### DIRECTIVE:
Quote the whole listing word for word. Do not include the pictures.

### RECORDS TO PROCESS:

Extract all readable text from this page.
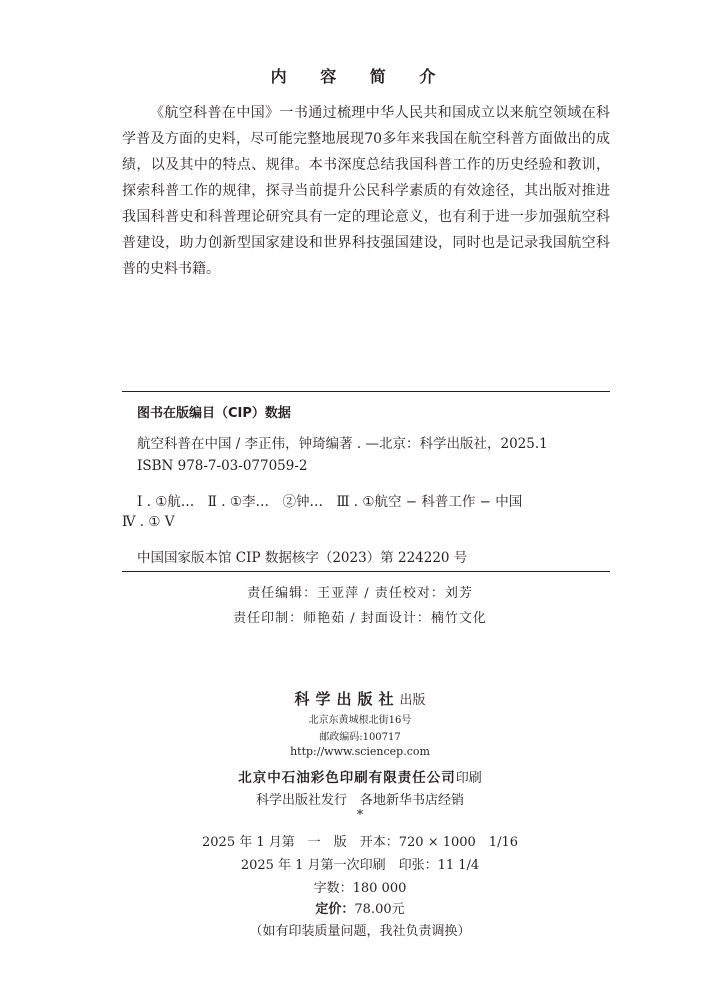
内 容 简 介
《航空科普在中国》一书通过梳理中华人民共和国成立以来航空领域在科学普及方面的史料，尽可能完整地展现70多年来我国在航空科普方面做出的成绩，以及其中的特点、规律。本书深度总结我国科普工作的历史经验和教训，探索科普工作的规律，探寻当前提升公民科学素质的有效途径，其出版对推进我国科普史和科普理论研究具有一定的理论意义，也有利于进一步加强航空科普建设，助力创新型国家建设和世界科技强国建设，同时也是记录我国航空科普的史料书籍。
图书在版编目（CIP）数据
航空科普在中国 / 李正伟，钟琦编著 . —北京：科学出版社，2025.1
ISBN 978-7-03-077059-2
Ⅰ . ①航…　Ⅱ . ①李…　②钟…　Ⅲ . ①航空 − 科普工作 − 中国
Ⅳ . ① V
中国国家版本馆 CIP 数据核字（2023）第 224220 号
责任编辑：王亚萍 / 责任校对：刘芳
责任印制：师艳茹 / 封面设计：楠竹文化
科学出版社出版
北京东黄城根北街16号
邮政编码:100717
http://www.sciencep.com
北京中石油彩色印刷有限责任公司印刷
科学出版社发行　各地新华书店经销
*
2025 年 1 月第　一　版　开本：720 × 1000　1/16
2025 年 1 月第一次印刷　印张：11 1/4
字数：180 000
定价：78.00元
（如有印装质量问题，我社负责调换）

### THE OUTPUT:
Extract all readable text from this page.
内 容 简 介
《航空科普在中国》一书通过梳理中华人民共和国成立以来航空领域在科学普及方面的史料，尽可能完整地展现70多年来我国在航空科普方面做出的成绩，以及其中的特点、规律。本书深度总结我国科普工作的历史经验和教训，探索科普工作的规律，探寻当前提升公民科学素质的有效途径，其出版对推进我国科普史和科普理论研究具有一定的理论意义，也有利于进一步加强航空科普建设，助力创新型国家建设和世界科技强国建设，同时也是记录我国航空科普的史料书籍。
图书在版编目（CIP）数据
航空科普在中国 / 李正伟，钟琦编著 . —北京：科学出版社，2025.1
ISBN 978-7-03-077059-2
Ⅰ . ①航…　Ⅱ . ①李…　②钟…　Ⅲ . ①航空 − 科普工作 − 中国
Ⅳ . ① V
中国国家版本馆 CIP 数据核字（2023）第 224220 号
责任编辑：王亚萍 / 责任校对：刘芳
责任印制：师艳茹 / 封面设计：楠竹文化
科学出版社出版
北京东黄城根北街16号
邮政编码:100717
http://www.sciencep.com
北京中石油彩色印刷有限责任公司印刷
科学出版社发行　各地新华书店经销
*
2025 年 1 月第　一　版　开本：720 × 1000　1/16
2025 年 1 月第一次印刷　印张：11 1/4
字数：180 000
定价：78.00元
（如有印装质量问题，我社负责调换）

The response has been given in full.